■ **Exercise requirements**
Where a line of the listing below includes the word "Araştırması", reproduce that line.

┌─ Extracted material

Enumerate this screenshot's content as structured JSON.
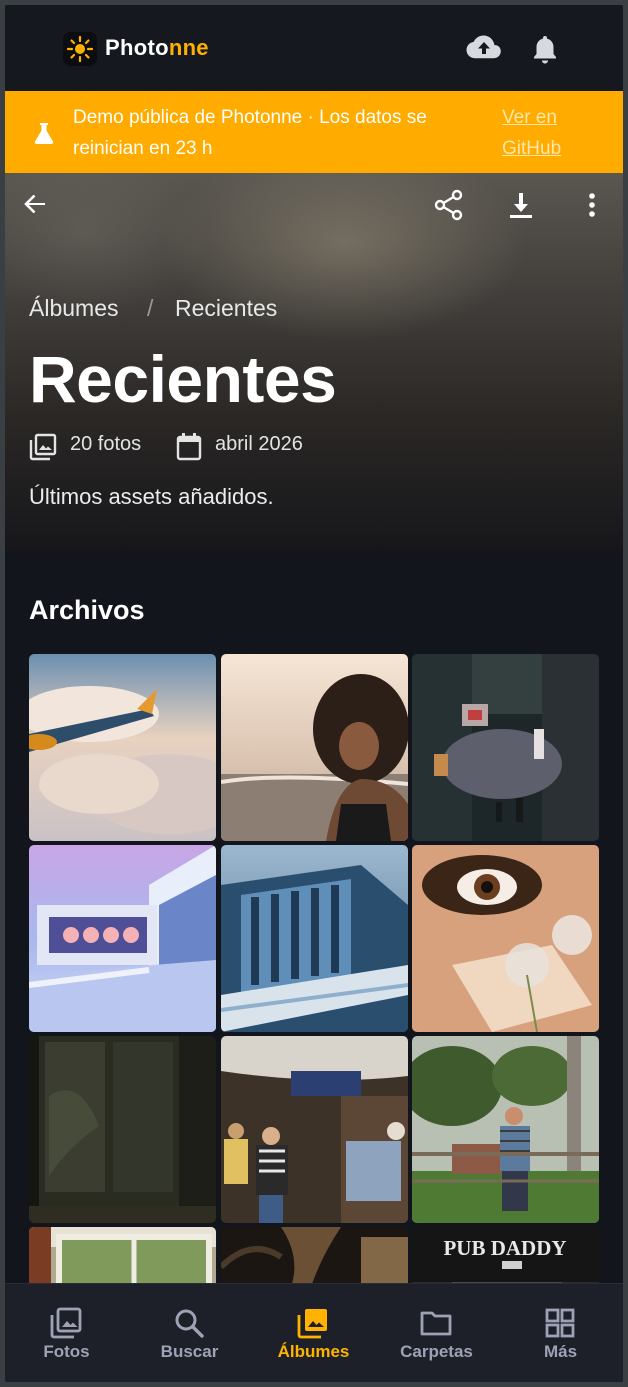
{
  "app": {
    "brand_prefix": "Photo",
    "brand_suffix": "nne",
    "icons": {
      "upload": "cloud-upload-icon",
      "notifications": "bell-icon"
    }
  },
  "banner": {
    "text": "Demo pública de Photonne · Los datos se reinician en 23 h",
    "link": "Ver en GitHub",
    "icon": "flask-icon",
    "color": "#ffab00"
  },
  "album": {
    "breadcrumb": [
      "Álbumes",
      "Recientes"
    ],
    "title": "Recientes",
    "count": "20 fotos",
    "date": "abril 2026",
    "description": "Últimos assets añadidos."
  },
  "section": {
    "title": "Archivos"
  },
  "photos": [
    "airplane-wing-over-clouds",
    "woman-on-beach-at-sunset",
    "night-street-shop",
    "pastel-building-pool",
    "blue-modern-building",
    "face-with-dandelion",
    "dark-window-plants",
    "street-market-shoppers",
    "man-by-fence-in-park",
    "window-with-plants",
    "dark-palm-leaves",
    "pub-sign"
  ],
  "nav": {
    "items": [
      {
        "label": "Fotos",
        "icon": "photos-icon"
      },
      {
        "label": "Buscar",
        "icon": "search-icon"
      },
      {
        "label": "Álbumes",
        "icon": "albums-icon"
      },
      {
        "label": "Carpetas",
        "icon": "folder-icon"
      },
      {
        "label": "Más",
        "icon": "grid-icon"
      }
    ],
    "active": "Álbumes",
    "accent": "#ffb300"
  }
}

└─
┌─ Extracted material

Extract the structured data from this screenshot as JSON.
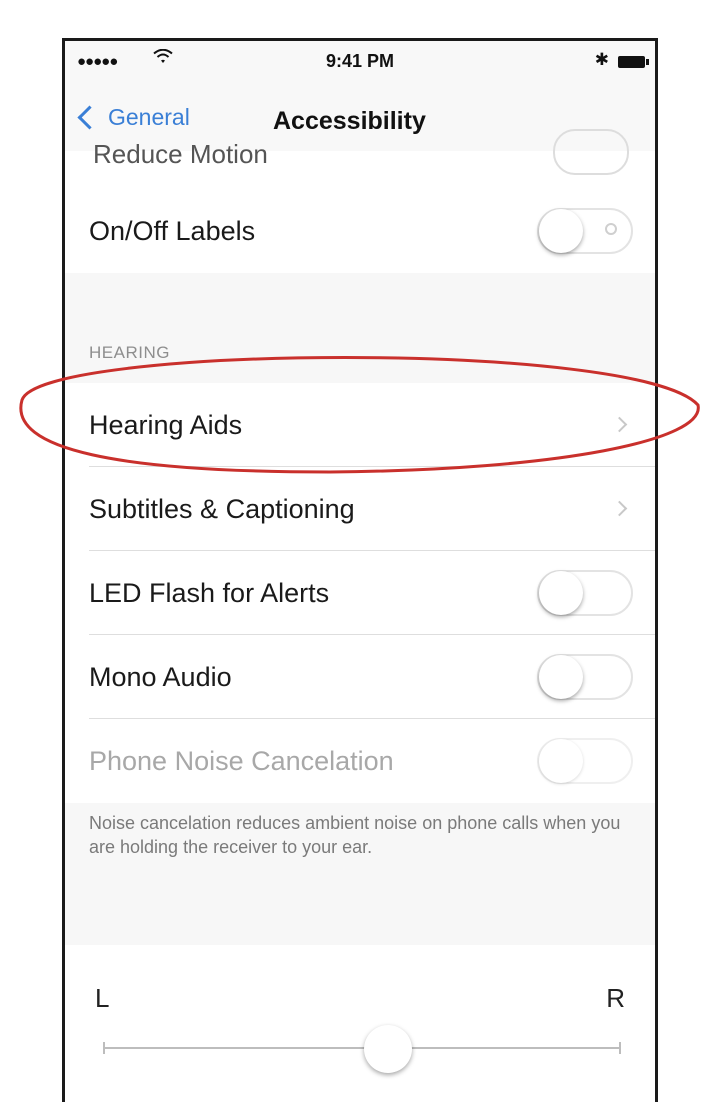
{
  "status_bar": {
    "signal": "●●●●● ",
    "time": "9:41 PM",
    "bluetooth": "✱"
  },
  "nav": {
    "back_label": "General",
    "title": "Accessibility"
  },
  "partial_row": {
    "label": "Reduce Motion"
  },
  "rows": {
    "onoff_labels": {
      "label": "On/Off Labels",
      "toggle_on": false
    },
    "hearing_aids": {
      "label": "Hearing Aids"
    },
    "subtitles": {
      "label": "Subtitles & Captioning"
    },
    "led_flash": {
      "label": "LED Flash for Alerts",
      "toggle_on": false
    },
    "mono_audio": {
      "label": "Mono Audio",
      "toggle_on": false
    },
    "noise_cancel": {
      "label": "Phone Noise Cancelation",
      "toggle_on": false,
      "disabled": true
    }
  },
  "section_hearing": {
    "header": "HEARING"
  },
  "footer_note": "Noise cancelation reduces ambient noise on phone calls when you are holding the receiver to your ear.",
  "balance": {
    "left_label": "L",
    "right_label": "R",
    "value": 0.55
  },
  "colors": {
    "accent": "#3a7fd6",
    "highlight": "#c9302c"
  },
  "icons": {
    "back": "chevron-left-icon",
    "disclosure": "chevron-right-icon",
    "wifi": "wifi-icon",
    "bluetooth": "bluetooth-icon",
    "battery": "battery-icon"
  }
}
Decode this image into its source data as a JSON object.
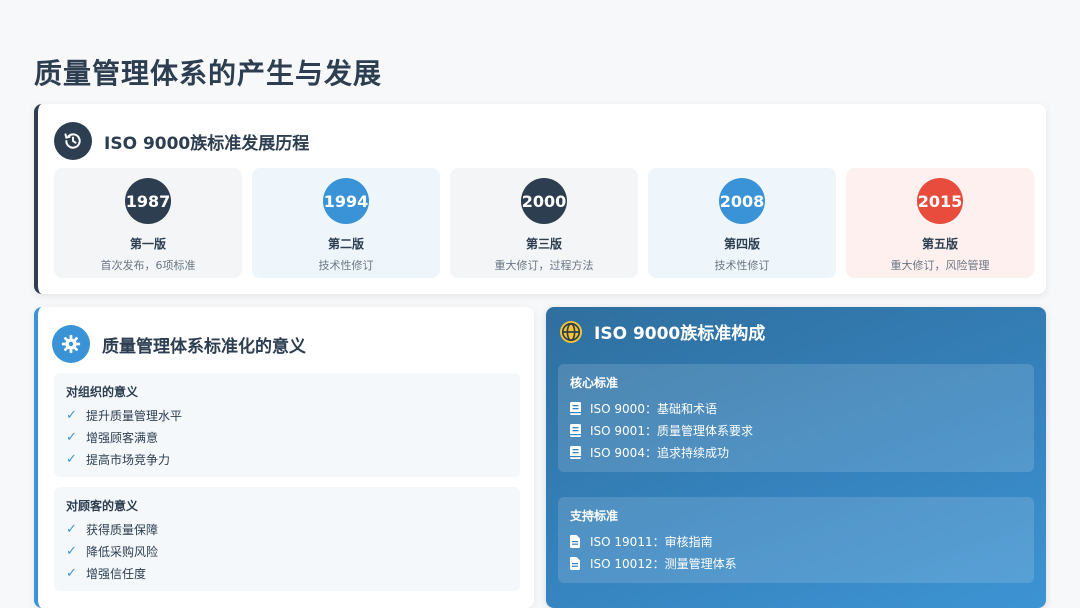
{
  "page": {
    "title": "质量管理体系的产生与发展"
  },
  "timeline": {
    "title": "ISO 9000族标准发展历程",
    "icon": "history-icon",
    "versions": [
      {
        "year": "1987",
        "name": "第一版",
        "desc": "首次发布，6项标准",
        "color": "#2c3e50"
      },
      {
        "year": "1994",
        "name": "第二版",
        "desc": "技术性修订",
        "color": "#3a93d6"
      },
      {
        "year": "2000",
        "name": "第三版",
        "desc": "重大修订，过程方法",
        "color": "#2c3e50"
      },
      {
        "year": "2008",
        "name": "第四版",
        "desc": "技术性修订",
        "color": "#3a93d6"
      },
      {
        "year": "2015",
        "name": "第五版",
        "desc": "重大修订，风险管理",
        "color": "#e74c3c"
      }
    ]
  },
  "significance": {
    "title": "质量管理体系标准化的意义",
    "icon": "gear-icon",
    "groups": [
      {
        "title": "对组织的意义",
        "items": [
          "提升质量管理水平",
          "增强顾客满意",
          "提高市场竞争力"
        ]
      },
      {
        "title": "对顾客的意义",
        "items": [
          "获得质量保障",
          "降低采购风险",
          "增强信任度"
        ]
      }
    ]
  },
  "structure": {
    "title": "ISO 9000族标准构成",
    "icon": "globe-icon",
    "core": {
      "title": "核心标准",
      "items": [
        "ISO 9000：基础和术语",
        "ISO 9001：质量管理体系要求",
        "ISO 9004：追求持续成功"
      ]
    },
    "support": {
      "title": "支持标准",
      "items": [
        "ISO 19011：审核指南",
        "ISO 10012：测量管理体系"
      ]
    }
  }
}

└─
┌─ Extracted material

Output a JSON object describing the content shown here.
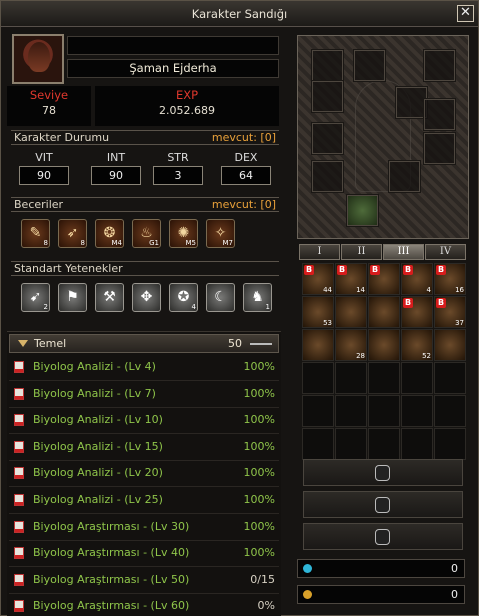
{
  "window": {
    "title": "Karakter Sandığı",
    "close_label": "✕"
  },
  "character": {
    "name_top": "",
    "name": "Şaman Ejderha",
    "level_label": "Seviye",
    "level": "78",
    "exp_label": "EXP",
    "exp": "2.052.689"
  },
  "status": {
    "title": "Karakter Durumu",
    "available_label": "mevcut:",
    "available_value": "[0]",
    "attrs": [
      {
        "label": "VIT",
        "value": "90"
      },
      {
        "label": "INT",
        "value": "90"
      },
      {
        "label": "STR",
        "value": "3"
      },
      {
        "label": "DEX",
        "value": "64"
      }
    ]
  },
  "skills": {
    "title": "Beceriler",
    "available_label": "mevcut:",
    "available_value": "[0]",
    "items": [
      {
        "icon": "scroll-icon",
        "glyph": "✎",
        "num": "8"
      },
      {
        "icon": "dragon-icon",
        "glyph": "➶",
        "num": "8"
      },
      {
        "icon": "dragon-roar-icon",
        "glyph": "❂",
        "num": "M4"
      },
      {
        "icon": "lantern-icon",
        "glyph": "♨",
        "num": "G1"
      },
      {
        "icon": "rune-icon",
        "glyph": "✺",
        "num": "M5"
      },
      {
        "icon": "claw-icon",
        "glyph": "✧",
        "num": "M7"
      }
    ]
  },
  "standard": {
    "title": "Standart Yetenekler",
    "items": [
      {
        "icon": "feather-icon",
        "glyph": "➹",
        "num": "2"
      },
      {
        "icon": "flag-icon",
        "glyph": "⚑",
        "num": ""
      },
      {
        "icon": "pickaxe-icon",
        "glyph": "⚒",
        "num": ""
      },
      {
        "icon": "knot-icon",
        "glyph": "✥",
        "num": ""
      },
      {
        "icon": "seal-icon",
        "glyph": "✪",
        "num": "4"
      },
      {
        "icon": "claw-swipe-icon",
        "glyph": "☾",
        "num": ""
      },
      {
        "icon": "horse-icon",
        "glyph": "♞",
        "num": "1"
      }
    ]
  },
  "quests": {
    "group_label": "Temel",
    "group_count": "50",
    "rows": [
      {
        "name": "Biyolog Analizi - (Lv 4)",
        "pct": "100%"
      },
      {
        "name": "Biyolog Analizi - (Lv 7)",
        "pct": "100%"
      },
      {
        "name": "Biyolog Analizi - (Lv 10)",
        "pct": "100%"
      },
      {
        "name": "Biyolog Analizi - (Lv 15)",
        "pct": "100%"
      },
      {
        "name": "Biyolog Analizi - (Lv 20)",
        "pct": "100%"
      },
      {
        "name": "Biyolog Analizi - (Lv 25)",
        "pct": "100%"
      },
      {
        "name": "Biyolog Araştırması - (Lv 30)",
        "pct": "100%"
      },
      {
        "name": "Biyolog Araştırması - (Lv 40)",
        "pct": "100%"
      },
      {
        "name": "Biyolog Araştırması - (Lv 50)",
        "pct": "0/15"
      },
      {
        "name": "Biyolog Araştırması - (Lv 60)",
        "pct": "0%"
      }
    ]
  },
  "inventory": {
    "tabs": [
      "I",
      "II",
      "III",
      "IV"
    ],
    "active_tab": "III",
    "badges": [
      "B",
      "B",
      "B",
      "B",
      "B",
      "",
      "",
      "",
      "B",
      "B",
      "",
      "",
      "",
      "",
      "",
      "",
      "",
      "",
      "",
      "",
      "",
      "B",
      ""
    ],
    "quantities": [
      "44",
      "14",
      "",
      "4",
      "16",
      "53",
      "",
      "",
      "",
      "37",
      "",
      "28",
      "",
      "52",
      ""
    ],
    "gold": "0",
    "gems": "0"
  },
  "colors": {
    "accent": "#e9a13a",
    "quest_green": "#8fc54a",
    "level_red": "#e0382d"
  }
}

└─

■ **Final answer**
        "name": "Biyolog Araştırması - (Lv 30)",
        "name": "Biyolog Araştırması - (Lv 40)",
        "name": "Biyolog Araştırması - (Lv 50)",
        "name": "Biyolog Araştırması - (Lv 60)",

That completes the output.